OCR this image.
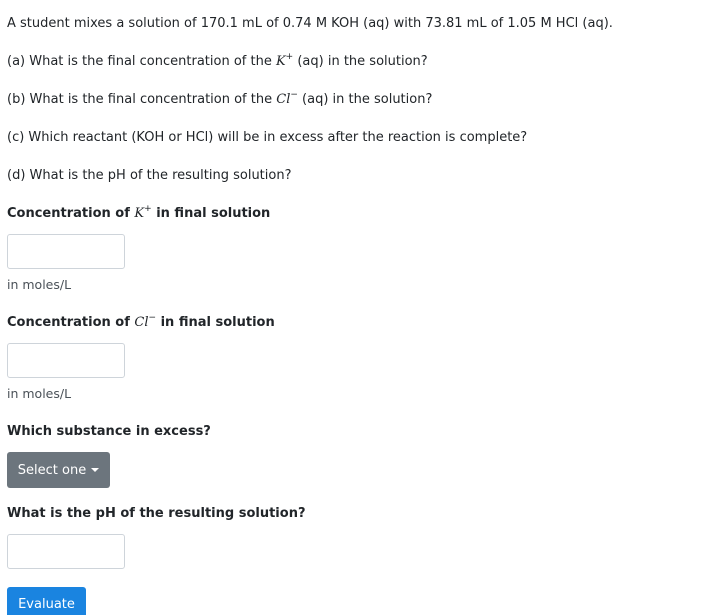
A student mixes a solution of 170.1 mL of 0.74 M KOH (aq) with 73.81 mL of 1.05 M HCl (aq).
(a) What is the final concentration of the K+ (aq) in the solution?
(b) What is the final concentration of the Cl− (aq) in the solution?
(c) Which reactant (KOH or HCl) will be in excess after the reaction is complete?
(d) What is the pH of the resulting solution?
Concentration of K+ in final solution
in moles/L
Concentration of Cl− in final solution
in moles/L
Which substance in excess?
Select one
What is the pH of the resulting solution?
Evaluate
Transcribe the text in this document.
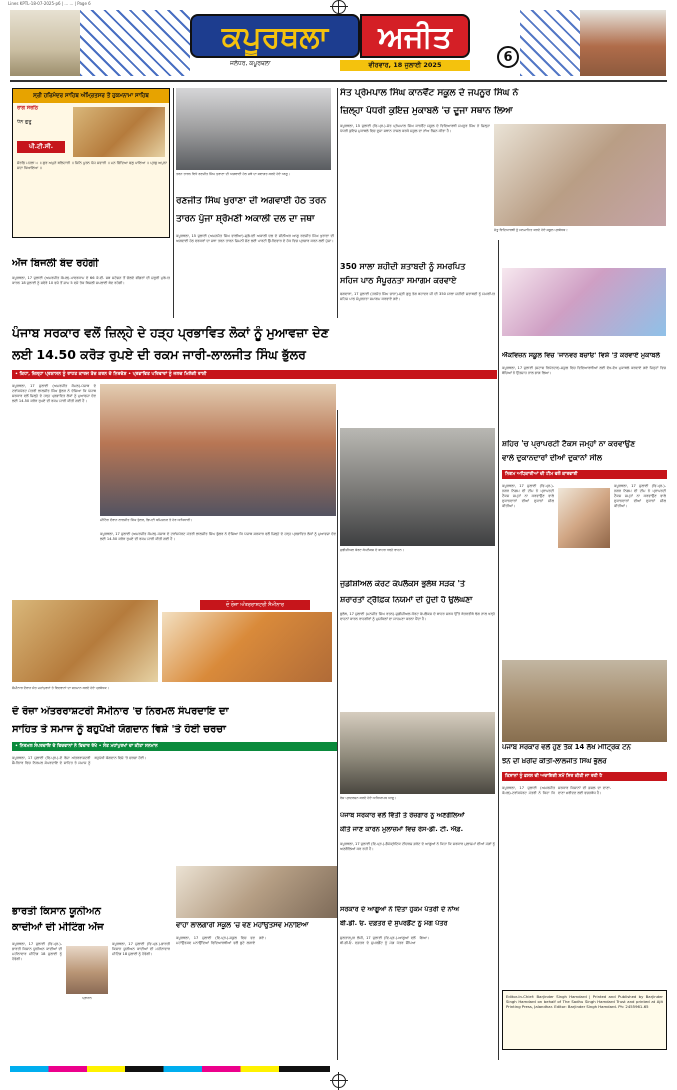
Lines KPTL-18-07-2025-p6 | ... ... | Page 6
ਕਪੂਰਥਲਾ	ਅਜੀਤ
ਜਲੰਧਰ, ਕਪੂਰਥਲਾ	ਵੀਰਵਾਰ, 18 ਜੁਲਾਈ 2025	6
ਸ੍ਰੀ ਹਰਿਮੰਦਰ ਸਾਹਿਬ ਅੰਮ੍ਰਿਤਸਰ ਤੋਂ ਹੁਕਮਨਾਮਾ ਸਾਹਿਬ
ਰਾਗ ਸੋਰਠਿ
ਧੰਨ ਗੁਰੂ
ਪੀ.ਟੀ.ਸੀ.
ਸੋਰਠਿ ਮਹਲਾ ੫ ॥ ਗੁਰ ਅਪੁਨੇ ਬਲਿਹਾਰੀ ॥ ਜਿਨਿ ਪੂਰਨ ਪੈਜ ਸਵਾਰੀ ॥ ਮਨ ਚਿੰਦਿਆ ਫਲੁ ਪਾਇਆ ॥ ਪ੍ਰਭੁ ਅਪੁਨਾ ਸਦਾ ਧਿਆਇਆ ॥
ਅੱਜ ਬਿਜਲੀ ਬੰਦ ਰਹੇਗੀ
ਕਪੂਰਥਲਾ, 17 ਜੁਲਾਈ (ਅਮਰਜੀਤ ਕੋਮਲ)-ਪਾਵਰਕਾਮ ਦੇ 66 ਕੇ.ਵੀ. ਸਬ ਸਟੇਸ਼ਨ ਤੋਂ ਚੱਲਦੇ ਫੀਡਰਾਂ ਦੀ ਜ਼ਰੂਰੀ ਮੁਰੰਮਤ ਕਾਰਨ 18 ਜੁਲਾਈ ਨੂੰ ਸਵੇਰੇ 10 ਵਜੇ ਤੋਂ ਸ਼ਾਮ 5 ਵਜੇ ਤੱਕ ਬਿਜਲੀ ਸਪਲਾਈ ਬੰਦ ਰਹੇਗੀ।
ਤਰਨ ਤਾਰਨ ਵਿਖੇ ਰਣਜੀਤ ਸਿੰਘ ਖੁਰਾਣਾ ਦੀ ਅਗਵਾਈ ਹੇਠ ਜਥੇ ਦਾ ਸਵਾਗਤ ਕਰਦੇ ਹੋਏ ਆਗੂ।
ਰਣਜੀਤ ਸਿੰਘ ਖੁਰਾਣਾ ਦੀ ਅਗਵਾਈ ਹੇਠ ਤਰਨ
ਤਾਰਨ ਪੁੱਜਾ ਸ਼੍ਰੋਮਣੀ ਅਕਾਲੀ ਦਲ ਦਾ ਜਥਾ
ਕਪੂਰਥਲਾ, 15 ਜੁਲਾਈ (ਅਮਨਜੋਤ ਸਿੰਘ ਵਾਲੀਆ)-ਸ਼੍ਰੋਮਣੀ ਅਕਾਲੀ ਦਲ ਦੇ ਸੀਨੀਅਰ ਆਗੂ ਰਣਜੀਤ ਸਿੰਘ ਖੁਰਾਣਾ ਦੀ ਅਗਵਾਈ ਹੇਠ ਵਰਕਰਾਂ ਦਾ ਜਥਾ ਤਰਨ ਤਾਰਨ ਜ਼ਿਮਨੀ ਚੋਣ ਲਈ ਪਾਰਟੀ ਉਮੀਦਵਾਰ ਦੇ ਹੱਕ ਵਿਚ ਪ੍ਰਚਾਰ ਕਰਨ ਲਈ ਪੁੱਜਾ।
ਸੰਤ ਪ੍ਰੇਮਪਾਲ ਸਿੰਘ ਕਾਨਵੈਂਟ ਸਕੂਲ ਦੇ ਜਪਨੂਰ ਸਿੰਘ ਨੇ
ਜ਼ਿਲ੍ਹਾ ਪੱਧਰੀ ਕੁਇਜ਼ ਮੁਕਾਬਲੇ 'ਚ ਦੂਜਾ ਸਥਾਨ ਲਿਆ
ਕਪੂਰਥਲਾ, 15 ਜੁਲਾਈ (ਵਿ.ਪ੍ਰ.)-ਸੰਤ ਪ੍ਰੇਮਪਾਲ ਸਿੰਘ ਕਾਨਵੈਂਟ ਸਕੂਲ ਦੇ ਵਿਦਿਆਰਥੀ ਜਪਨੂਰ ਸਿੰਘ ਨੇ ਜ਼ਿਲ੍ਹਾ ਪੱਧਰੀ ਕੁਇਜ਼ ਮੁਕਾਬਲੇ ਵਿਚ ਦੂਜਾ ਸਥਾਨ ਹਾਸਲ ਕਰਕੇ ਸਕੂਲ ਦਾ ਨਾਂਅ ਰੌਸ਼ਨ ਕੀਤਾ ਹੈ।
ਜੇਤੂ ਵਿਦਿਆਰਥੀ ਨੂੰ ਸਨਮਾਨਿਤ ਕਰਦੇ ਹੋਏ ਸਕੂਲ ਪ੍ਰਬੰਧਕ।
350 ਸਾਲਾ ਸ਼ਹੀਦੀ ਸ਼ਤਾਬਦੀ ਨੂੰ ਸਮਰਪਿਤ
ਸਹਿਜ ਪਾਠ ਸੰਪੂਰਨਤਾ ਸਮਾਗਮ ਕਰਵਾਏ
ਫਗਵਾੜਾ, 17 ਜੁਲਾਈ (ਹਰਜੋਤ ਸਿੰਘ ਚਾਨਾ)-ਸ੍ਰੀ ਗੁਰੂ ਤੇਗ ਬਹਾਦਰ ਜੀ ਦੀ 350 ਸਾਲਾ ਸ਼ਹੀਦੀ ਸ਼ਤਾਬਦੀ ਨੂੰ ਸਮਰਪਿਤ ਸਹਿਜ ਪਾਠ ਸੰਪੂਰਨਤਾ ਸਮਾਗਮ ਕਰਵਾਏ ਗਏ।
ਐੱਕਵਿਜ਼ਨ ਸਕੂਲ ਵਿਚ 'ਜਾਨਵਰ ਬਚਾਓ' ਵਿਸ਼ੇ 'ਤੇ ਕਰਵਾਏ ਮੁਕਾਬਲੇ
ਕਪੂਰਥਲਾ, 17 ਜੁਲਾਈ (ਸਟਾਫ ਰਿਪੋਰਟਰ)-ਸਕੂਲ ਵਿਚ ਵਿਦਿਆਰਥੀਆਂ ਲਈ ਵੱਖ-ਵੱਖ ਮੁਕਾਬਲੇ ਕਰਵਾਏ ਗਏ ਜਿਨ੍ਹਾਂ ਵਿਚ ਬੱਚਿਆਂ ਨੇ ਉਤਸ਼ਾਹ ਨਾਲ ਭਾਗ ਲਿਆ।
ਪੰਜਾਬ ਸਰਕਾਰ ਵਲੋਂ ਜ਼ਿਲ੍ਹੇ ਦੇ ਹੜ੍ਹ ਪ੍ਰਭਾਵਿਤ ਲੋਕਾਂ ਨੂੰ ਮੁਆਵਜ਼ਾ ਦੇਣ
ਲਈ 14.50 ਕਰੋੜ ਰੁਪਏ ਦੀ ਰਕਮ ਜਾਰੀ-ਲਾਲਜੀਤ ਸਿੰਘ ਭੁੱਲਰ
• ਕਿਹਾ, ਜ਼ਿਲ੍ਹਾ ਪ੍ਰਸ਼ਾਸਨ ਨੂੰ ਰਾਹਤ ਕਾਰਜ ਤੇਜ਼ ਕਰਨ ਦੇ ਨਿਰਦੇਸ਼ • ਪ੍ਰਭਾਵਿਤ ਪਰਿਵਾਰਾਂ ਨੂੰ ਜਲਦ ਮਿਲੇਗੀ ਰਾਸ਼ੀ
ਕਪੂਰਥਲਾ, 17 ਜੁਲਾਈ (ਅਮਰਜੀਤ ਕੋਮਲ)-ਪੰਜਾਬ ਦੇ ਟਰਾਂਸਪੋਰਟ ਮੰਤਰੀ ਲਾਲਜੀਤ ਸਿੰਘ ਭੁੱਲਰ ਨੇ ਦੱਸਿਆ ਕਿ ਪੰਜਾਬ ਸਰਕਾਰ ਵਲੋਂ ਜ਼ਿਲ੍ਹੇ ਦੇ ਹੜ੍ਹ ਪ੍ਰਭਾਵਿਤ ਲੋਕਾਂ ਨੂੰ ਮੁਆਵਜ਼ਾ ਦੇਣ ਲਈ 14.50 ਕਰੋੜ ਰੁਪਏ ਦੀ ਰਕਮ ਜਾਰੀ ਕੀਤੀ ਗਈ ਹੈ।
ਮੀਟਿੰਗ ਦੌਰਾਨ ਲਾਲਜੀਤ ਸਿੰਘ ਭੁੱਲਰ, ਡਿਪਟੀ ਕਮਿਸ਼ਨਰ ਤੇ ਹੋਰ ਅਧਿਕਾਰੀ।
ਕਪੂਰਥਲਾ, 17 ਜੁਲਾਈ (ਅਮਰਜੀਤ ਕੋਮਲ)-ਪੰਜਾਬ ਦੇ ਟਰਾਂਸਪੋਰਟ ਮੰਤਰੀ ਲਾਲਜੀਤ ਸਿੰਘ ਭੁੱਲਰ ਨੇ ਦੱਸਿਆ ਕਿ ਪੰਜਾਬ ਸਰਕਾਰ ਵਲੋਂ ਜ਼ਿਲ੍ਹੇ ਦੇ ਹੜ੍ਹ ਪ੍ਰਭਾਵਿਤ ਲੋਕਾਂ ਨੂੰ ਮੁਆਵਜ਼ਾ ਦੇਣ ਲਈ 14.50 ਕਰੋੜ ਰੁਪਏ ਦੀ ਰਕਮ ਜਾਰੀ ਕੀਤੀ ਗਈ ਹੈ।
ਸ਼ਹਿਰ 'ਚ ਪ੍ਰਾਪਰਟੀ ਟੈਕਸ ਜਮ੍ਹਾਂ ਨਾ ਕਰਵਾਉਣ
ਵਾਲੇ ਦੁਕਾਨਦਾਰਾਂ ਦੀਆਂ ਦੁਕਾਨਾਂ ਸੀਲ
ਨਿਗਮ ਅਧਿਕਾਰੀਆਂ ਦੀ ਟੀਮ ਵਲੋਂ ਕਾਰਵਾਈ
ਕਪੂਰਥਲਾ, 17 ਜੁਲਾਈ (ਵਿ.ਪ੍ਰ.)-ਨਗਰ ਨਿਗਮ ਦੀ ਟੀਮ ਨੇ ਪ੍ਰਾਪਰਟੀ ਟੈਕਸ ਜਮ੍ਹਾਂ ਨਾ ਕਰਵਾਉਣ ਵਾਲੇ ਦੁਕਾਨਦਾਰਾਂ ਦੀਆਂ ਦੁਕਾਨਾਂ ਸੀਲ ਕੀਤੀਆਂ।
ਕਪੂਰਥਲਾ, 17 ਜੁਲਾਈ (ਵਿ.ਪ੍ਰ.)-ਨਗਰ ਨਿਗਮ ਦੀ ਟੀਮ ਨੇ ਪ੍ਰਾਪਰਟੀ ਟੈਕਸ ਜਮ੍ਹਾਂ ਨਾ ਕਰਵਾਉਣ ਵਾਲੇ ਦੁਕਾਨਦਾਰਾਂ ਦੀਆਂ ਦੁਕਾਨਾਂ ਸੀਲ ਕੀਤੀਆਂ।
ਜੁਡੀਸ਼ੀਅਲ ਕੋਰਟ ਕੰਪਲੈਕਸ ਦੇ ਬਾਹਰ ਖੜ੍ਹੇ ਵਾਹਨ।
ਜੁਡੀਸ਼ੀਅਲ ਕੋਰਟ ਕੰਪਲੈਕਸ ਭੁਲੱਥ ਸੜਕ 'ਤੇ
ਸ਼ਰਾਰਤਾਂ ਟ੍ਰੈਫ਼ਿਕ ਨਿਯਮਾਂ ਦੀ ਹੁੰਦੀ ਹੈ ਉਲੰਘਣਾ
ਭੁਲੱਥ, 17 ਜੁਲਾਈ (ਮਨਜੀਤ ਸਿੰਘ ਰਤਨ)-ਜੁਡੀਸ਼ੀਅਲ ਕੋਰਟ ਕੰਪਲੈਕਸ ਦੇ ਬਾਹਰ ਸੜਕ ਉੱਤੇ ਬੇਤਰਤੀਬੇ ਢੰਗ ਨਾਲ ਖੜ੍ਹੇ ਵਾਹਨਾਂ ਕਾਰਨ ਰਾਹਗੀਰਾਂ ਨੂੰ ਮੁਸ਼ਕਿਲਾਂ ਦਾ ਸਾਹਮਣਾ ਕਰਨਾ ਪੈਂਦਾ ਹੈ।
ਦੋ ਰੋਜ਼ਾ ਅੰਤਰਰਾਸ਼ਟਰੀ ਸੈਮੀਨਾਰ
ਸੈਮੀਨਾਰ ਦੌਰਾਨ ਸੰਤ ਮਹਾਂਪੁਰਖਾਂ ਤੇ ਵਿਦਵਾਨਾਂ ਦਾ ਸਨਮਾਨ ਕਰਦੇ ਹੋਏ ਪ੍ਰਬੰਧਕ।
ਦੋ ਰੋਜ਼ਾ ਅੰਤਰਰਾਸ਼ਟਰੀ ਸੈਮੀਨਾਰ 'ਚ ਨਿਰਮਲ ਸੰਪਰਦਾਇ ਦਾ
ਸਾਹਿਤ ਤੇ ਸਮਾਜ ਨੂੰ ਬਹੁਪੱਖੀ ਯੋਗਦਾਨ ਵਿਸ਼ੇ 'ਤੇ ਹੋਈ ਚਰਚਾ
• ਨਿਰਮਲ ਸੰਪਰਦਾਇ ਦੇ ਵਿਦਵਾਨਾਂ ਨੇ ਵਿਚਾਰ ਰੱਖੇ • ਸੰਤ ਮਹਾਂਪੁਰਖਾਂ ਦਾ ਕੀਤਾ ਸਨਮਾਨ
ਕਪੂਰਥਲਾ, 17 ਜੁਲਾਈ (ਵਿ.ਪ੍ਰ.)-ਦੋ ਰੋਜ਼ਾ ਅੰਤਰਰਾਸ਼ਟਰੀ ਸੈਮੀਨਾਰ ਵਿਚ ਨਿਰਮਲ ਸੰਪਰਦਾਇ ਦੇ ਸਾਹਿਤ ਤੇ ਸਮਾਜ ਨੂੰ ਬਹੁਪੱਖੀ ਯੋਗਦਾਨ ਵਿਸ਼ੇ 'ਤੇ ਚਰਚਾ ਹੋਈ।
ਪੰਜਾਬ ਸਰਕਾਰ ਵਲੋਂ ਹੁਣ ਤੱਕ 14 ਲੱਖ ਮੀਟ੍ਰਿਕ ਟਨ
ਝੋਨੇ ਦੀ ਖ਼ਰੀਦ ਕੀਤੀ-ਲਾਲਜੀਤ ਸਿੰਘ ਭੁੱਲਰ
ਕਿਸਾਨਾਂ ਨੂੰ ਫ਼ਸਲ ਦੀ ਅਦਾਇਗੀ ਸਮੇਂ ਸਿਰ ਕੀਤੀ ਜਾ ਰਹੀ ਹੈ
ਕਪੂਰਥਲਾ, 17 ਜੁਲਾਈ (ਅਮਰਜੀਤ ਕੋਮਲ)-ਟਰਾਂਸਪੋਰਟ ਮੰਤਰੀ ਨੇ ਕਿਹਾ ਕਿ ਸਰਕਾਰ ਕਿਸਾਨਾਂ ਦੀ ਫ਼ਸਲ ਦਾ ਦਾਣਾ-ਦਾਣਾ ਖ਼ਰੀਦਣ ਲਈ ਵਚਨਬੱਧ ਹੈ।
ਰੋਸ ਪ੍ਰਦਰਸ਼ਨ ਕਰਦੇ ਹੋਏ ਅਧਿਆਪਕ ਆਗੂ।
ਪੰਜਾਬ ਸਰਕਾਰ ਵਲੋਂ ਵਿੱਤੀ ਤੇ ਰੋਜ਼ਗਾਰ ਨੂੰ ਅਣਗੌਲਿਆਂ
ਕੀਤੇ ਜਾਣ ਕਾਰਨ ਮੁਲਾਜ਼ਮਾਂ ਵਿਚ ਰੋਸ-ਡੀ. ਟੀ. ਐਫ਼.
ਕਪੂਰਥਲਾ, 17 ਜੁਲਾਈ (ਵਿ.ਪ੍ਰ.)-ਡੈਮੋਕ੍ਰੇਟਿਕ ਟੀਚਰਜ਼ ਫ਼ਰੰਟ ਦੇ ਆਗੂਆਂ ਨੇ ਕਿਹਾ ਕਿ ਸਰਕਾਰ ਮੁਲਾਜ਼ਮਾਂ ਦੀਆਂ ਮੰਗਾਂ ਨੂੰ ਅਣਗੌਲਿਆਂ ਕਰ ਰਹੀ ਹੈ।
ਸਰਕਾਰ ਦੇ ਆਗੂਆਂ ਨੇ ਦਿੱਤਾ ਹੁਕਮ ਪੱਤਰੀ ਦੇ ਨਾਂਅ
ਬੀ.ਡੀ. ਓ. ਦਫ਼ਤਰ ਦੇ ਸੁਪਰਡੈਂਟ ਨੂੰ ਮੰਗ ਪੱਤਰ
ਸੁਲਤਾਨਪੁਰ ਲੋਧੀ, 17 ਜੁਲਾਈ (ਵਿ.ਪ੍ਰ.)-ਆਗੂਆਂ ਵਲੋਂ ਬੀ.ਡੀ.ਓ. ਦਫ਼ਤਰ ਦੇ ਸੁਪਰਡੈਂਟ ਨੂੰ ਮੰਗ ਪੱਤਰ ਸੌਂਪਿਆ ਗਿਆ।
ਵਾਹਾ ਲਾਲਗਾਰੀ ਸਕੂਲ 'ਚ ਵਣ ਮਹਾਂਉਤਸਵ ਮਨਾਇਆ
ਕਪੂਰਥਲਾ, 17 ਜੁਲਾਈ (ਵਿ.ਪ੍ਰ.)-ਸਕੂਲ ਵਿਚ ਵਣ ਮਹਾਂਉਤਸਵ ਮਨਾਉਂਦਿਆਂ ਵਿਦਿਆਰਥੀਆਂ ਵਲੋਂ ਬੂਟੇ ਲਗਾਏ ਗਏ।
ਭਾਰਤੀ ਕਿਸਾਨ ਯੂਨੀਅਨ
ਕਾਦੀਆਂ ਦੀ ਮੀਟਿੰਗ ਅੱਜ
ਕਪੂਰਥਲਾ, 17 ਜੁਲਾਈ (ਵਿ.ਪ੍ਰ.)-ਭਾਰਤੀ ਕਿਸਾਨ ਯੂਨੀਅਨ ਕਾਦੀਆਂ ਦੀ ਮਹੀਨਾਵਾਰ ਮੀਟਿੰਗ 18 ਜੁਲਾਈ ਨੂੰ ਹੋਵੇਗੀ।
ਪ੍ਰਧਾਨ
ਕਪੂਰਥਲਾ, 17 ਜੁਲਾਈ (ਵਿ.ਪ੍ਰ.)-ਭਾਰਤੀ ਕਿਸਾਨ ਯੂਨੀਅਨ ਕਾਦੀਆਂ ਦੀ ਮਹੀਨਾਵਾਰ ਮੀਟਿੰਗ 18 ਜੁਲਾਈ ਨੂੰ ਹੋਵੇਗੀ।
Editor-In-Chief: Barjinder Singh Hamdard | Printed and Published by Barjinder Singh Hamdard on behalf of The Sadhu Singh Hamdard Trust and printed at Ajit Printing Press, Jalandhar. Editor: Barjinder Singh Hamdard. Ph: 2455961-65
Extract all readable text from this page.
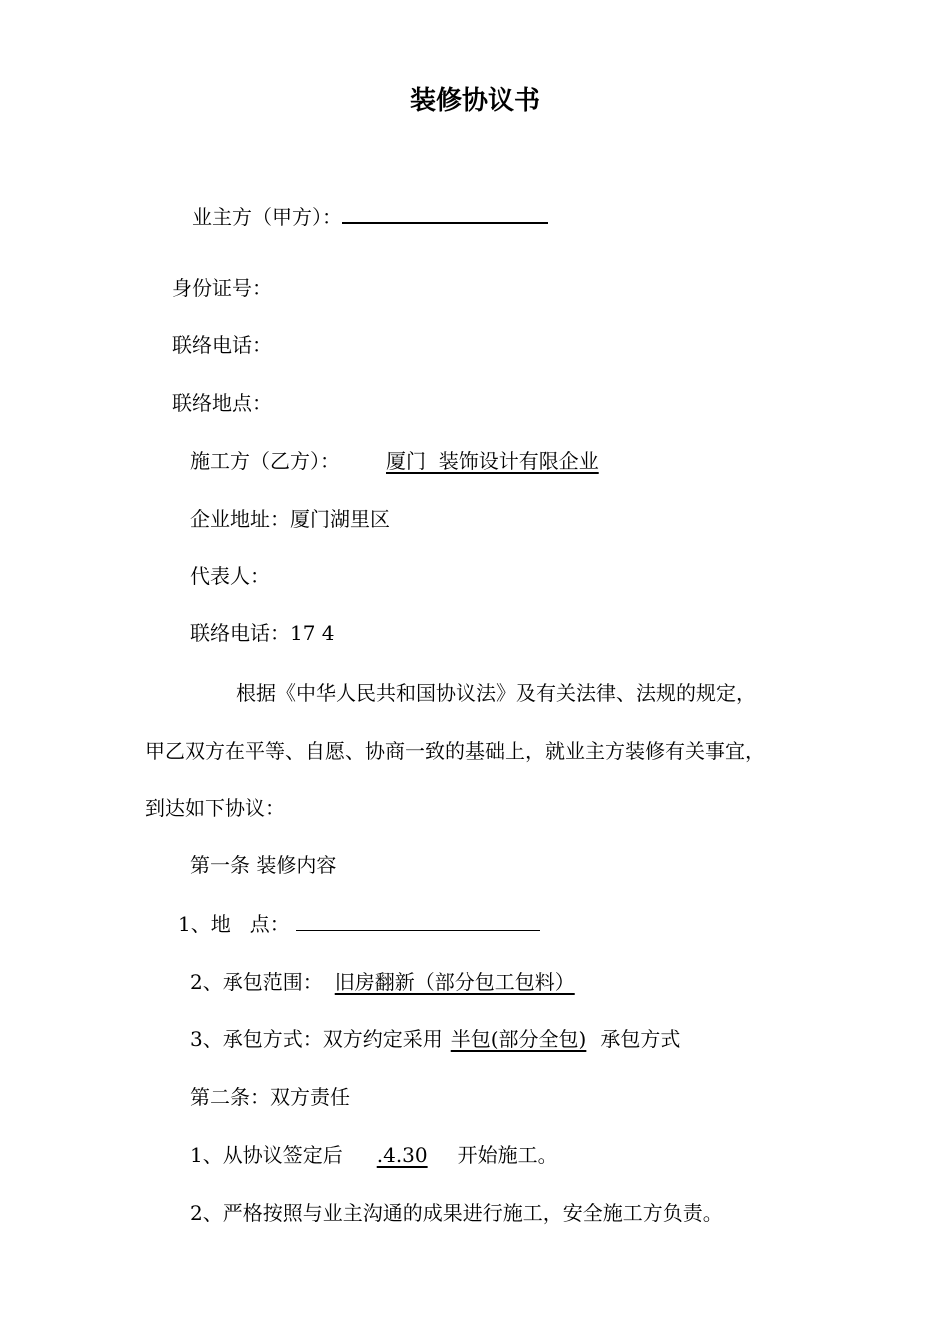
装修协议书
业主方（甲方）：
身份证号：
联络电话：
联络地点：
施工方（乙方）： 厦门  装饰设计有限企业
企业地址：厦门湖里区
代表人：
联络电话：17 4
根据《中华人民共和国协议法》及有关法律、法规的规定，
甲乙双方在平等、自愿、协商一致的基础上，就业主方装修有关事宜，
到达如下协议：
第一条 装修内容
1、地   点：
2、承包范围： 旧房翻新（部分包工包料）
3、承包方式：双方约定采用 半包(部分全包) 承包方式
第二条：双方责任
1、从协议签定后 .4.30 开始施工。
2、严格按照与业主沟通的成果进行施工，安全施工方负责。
────────────────
In the records above, how many lines include the string "resulting"? Answer with only the number.

- Output of the task: 2